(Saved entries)
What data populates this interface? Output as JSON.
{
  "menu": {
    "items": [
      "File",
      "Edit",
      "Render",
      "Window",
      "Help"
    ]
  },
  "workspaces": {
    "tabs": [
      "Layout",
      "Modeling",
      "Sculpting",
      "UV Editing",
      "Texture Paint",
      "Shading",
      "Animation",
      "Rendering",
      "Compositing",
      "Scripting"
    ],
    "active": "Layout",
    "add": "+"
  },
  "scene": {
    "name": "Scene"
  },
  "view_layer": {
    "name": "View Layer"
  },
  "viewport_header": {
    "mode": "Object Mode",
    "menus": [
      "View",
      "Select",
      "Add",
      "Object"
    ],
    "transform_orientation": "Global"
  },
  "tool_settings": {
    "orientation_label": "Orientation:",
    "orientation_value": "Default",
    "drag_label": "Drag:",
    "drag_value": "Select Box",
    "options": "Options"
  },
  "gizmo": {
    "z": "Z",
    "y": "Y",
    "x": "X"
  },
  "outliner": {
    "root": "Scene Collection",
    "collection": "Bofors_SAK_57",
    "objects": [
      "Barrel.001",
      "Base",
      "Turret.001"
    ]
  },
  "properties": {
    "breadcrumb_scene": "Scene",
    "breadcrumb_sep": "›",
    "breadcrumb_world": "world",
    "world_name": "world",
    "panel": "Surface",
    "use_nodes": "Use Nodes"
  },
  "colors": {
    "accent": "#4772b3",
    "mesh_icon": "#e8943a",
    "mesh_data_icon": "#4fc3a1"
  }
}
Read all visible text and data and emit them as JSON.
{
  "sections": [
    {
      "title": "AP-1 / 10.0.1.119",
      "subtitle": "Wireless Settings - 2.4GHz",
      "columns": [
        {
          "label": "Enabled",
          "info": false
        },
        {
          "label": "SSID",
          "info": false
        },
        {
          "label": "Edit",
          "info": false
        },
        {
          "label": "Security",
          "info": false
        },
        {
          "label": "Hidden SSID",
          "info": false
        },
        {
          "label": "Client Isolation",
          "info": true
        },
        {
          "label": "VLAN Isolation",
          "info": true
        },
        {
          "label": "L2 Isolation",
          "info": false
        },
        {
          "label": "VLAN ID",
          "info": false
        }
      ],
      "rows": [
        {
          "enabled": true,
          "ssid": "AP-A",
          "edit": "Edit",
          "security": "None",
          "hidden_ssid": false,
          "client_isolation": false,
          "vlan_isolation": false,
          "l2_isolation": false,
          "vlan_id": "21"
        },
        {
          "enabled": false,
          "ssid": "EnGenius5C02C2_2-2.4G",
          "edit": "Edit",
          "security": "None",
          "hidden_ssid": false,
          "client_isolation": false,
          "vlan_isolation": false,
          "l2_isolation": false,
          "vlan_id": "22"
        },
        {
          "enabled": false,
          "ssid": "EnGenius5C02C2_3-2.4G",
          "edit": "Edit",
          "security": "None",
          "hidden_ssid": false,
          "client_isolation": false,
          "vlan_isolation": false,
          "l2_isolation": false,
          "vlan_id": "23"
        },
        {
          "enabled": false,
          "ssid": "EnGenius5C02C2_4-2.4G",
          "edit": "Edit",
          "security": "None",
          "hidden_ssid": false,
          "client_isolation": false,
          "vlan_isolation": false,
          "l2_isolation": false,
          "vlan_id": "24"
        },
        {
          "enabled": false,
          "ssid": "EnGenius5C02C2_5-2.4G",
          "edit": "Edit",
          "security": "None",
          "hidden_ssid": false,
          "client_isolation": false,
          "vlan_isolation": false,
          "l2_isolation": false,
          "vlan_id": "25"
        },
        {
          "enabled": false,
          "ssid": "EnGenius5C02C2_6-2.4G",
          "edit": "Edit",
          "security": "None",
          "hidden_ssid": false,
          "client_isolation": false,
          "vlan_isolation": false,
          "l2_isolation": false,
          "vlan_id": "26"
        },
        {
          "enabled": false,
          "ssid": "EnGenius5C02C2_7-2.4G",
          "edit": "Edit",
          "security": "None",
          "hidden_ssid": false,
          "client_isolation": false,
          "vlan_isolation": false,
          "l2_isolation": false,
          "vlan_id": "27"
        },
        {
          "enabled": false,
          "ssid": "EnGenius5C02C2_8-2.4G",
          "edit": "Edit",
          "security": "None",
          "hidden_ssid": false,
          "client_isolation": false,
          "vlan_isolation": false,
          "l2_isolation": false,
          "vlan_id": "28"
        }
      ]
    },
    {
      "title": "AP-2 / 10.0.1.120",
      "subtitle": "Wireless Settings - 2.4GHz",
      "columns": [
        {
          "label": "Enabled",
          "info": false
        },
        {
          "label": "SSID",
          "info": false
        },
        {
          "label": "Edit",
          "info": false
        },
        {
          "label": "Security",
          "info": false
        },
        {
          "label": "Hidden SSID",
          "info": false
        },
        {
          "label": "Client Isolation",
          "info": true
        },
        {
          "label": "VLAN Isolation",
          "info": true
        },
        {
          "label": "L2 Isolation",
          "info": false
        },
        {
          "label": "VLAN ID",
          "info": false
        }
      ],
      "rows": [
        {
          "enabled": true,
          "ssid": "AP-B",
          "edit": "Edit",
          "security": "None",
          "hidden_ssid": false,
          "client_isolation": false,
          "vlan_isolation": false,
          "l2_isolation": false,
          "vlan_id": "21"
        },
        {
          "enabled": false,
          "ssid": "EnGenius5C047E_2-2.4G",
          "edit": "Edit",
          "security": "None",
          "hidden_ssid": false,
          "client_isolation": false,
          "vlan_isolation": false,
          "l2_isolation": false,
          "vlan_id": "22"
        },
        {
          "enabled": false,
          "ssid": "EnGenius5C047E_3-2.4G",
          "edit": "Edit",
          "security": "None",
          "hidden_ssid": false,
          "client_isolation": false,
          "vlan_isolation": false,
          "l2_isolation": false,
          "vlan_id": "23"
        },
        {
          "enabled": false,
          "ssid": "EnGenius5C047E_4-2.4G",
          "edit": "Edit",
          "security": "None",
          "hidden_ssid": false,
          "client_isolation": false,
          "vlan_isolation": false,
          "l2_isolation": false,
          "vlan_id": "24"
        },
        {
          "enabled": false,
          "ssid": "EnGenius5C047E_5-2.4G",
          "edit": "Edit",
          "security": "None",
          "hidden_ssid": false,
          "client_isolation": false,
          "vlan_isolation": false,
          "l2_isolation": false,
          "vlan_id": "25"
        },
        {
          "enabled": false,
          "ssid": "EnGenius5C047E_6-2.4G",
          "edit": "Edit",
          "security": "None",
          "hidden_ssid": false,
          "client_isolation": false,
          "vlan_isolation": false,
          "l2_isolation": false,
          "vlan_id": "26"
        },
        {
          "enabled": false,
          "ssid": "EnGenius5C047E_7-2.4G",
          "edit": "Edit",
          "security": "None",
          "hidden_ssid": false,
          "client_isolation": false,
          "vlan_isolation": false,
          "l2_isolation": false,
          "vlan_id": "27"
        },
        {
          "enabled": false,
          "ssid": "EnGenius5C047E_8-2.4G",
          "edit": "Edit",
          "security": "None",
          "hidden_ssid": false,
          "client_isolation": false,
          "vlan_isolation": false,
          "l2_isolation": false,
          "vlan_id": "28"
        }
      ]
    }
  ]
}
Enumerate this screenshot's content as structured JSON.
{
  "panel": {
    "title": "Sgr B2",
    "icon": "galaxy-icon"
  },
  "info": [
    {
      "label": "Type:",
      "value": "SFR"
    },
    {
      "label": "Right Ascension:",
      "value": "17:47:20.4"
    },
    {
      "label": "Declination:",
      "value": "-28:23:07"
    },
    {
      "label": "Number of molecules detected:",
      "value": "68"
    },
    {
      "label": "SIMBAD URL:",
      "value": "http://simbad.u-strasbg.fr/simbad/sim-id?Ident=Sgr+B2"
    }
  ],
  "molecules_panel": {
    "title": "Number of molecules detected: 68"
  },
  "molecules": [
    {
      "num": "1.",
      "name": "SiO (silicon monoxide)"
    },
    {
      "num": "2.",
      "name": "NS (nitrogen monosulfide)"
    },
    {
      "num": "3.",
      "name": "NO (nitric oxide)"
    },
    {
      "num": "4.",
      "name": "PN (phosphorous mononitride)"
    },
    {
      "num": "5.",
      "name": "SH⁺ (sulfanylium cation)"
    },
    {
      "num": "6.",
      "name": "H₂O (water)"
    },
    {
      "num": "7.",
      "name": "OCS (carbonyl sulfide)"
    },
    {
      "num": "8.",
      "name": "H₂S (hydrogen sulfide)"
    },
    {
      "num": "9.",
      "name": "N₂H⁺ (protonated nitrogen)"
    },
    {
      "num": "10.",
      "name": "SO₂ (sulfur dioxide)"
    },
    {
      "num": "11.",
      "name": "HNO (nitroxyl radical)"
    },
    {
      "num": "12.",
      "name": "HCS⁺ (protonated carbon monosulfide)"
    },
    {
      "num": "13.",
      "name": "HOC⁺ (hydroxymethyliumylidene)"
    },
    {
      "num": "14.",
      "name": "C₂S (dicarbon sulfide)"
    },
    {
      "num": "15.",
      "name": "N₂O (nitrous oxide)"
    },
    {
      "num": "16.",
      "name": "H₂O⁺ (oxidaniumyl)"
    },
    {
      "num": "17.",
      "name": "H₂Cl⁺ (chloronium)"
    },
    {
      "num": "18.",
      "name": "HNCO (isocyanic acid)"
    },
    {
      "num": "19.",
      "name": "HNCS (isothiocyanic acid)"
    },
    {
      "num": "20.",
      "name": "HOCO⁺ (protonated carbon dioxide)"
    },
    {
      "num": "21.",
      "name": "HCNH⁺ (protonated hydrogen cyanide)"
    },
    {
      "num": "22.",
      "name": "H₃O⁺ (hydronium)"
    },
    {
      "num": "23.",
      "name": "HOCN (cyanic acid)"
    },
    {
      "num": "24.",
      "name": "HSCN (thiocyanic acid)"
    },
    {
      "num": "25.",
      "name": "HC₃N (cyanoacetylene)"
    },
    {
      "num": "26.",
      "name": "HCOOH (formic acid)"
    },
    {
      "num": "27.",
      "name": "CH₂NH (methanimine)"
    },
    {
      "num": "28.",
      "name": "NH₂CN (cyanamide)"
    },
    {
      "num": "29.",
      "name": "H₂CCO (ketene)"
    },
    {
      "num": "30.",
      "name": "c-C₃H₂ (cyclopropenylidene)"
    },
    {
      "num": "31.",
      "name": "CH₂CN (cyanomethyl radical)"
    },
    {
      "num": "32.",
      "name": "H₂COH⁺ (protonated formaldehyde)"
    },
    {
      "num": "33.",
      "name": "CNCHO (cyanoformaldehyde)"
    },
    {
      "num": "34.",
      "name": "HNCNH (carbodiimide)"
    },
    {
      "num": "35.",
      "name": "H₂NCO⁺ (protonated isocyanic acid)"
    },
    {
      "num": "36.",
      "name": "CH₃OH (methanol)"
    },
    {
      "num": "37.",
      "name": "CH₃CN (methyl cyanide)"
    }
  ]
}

- Requirements: From the listing above, pick out every line containing "world".

- Response:
    "breadcrumb_world": "world",
    "world_name": "world",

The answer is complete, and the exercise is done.